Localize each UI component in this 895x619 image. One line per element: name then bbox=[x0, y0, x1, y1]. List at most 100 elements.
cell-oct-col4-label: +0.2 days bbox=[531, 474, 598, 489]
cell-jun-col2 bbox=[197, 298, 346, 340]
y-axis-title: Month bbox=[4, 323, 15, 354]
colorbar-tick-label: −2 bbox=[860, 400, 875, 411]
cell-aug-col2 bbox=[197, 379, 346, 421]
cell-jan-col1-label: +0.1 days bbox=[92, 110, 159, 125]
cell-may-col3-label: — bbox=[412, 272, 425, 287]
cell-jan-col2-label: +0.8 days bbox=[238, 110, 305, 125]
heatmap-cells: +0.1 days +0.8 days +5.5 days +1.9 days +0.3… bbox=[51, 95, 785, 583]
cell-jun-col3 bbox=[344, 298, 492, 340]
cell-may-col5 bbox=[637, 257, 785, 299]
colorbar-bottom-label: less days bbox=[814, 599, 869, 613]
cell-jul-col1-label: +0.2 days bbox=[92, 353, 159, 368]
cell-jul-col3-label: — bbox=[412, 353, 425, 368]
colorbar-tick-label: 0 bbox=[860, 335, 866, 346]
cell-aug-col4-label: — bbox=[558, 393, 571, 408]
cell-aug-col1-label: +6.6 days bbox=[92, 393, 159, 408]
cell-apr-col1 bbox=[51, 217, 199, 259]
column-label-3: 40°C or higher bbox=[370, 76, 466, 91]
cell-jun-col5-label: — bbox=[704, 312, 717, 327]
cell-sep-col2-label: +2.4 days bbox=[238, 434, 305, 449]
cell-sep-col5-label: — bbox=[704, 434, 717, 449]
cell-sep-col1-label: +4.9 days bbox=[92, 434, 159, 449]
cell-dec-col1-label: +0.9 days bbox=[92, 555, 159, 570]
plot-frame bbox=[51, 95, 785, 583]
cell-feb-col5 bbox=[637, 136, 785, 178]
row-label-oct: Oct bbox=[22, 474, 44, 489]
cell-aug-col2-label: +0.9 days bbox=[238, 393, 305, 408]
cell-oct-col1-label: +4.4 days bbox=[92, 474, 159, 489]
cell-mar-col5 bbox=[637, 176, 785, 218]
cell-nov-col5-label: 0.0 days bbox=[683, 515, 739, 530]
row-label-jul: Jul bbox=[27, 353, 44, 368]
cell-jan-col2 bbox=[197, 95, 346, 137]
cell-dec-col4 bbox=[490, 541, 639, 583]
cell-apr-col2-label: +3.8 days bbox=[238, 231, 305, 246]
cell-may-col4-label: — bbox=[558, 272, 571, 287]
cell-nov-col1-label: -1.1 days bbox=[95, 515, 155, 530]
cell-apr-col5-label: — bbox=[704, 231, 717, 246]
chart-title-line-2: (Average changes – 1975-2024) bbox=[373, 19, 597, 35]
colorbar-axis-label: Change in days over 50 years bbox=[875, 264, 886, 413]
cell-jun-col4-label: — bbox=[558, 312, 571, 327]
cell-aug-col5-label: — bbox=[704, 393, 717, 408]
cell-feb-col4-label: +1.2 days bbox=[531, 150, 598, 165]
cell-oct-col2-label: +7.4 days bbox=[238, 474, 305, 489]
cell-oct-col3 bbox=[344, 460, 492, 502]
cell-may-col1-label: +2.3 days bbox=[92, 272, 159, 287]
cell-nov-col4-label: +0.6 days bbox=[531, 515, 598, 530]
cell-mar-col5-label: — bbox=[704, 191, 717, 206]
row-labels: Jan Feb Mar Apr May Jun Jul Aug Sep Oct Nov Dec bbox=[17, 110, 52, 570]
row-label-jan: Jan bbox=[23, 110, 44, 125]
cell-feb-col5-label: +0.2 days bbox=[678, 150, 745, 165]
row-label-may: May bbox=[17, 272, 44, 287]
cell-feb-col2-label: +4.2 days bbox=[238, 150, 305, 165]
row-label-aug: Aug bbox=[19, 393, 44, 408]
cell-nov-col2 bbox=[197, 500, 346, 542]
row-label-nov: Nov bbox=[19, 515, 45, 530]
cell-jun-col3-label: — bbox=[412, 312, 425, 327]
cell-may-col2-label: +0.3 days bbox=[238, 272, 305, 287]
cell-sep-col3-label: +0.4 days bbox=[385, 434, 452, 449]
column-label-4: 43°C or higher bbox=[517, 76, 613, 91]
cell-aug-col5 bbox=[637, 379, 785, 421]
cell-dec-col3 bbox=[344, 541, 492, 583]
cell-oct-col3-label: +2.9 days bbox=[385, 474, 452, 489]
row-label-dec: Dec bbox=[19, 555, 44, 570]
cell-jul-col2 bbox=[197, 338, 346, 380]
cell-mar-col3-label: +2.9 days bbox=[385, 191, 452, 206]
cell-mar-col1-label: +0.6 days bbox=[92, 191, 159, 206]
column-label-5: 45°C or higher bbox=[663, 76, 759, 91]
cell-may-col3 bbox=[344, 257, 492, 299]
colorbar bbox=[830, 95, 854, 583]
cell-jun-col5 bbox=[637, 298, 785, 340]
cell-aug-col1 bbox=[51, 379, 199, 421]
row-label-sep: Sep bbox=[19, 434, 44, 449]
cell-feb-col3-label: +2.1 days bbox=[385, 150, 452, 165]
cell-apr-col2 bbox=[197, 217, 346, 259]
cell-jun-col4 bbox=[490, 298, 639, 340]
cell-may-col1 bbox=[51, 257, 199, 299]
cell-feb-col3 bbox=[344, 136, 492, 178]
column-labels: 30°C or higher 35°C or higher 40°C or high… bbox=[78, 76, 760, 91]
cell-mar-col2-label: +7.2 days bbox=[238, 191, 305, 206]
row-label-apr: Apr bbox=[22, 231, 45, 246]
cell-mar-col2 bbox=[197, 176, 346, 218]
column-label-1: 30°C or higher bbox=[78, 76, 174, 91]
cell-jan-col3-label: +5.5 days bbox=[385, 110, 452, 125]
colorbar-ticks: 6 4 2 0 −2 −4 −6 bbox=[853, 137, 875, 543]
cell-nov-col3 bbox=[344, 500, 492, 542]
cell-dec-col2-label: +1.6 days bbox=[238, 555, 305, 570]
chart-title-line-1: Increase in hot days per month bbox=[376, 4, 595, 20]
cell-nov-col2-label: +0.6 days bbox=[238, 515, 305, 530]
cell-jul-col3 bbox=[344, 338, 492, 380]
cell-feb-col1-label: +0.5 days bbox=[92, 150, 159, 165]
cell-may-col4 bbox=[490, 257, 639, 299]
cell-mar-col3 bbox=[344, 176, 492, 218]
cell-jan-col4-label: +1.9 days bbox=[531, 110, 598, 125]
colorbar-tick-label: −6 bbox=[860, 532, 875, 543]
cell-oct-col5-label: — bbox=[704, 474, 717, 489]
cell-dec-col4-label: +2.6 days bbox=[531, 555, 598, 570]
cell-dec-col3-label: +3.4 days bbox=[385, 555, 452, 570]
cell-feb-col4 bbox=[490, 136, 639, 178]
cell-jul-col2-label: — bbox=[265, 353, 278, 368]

◆ Required work
Reproduce the entire listing above line for line, changing nothing.

◆ Written solution
Localize each UI component in this 895x619 image. One line per element: name then bbox=[x0, y0, x1, y1]. List at most 100 elements.
cell-oct-col4-label: +0.2 days bbox=[531, 474, 598, 489]
cell-jun-col2 bbox=[197, 298, 346, 340]
y-axis-title: Month bbox=[4, 323, 15, 354]
colorbar-tick-label: −2 bbox=[860, 400, 875, 411]
cell-aug-col2 bbox=[197, 379, 346, 421]
cell-jan-col1-label: +0.1 days bbox=[92, 110, 159, 125]
cell-may-col3-label: — bbox=[412, 272, 425, 287]
cell-jan-col2-label: +0.8 days bbox=[238, 110, 305, 125]
heatmap-cells: +0.1 days +0.8 days +5.5 days +1.9 days +0.3… bbox=[51, 95, 785, 583]
cell-jun-col3 bbox=[344, 298, 492, 340]
cell-may-col5 bbox=[637, 257, 785, 299]
colorbar-bottom-label: less days bbox=[814, 599, 869, 613]
cell-jul-col1-label: +0.2 days bbox=[92, 353, 159, 368]
cell-jul-col3-label: — bbox=[412, 353, 425, 368]
colorbar-tick-label: 0 bbox=[860, 335, 866, 346]
cell-aug-col4-label: — bbox=[558, 393, 571, 408]
cell-aug-col1-label: +6.6 days bbox=[92, 393, 159, 408]
cell-apr-col1 bbox=[51, 217, 199, 259]
column-label-3: 40°C or higher bbox=[370, 76, 466, 91]
cell-jun-col5-label: — bbox=[704, 312, 717, 327]
cell-sep-col2-label: +2.4 days bbox=[238, 434, 305, 449]
cell-sep-col5-label: — bbox=[704, 434, 717, 449]
cell-sep-col1-label: +4.9 days bbox=[92, 434, 159, 449]
cell-dec-col1-label: +0.9 days bbox=[92, 555, 159, 570]
plot-frame bbox=[51, 95, 785, 583]
cell-feb-col5 bbox=[637, 136, 785, 178]
row-label-oct: Oct bbox=[22, 474, 44, 489]
cell-aug-col2-label: +0.9 days bbox=[238, 393, 305, 408]
cell-oct-col1-label: +4.4 days bbox=[92, 474, 159, 489]
cell-mar-col5 bbox=[637, 176, 785, 218]
cell-nov-col5-label: 0.0 days bbox=[683, 515, 739, 530]
row-label-jul: Jul bbox=[27, 353, 44, 368]
cell-jan-col2 bbox=[197, 95, 346, 137]
cell-dec-col4 bbox=[490, 541, 639, 583]
cell-apr-col2-label: +3.8 days bbox=[238, 231, 305, 246]
cell-may-col4-label: — bbox=[558, 272, 571, 287]
cell-nov-col1-label: -1.1 days bbox=[95, 515, 155, 530]
cell-apr-col5-label: — bbox=[704, 231, 717, 246]
chart-title-line-2: (Average changes – 1975-2024) bbox=[373, 19, 597, 35]
colorbar-axis-label: Change in days over 50 years bbox=[875, 264, 886, 413]
cell-jun-col4-label: — bbox=[558, 312, 571, 327]
cell-aug-col5-label: — bbox=[704, 393, 717, 408]
cell-feb-col4-label: +1.2 days bbox=[531, 150, 598, 165]
cell-oct-col2-label: +7.4 days bbox=[238, 474, 305, 489]
cell-oct-col3 bbox=[344, 460, 492, 502]
cell-may-col1-label: +2.3 days bbox=[92, 272, 159, 287]
cell-nov-col4-label: +0.6 days bbox=[531, 515, 598, 530]
cell-mar-col5-label: — bbox=[704, 191, 717, 206]
row-labels: Jan Feb Mar Apr May Jun Jul Aug Sep Oct Nov Dec bbox=[17, 110, 52, 570]
row-label-jan: Jan bbox=[23, 110, 44, 125]
cell-feb-col5-label: +0.2 days bbox=[678, 150, 745, 165]
row-label-may: May bbox=[17, 272, 44, 287]
cell-feb-col2-label: +4.2 days bbox=[238, 150, 305, 165]
row-label-aug: Aug bbox=[19, 393, 44, 408]
cell-nov-col2 bbox=[197, 500, 346, 542]
row-label-nov: Nov bbox=[19, 515, 45, 530]
cell-jun-col3-label: — bbox=[412, 312, 425, 327]
cell-may-col2-label: +0.3 days bbox=[238, 272, 305, 287]
cell-sep-col3-label: +0.4 days bbox=[385, 434, 452, 449]
column-label-4: 43°C or higher bbox=[517, 76, 613, 91]
cell-aug-col5 bbox=[637, 379, 785, 421]
cell-dec-col3 bbox=[344, 541, 492, 583]
cell-oct-col3-label: +2.9 days bbox=[385, 474, 452, 489]
row-label-dec: Dec bbox=[19, 555, 44, 570]
cell-jul-col2 bbox=[197, 338, 346, 380]
cell-mar-col3-label: +2.9 days bbox=[385, 191, 452, 206]
cell-mar-col1-label: +0.6 days bbox=[92, 191, 159, 206]
column-label-5: 45°C or higher bbox=[663, 76, 759, 91]
cell-may-col3 bbox=[344, 257, 492, 299]
colorbar bbox=[830, 95, 854, 583]
cell-jun-col5 bbox=[637, 298, 785, 340]
cell-aug-col1 bbox=[51, 379, 199, 421]
row-label-sep: Sep bbox=[19, 434, 44, 449]
cell-feb-col3-label: +2.1 days bbox=[385, 150, 452, 165]
cell-apr-col2 bbox=[197, 217, 346, 259]
cell-jun-col4 bbox=[490, 298, 639, 340]
cell-may-col1 bbox=[51, 257, 199, 299]
cell-feb-col3 bbox=[344, 136, 492, 178]
column-labels: 30°C or higher 35°C or higher 40°C or high… bbox=[78, 76, 760, 91]
cell-mar-col2-label: +7.2 days bbox=[238, 191, 305, 206]
row-label-apr: Apr bbox=[22, 231, 45, 246]
cell-mar-col2 bbox=[197, 176, 346, 218]
column-label-1: 30°C or higher bbox=[78, 76, 174, 91]
cell-jan-col3-label: +5.5 days bbox=[385, 110, 452, 125]
colorbar-ticks: 6 4 2 0 −2 −4 −6 bbox=[853, 137, 875, 543]
cell-nov-col3 bbox=[344, 500, 492, 542]
cell-dec-col2-label: +1.6 days bbox=[238, 555, 305, 570]
chart-title-line-1: Increase in hot days per month bbox=[376, 4, 595, 20]
cell-nov-col2-label: +0.6 days bbox=[238, 515, 305, 530]
cell-jul-col3 bbox=[344, 338, 492, 380]
cell-feb-col1-label: +0.5 days bbox=[92, 150, 159, 165]
cell-may-col4 bbox=[490, 257, 639, 299]
cell-mar-col3 bbox=[344, 176, 492, 218]
cell-jan-col4-label: +1.9 days bbox=[531, 110, 598, 125]
colorbar-tick-label: −6 bbox=[860, 532, 875, 543]
cell-oct-col5-label: — bbox=[704, 474, 717, 489]
cell-dec-col4-label: +2.6 days bbox=[531, 555, 598, 570]
cell-dec-col3-label: +3.4 days bbox=[385, 555, 452, 570]
cell-feb-col4 bbox=[490, 136, 639, 178]
cell-jul-col2-label: — bbox=[265, 353, 278, 368]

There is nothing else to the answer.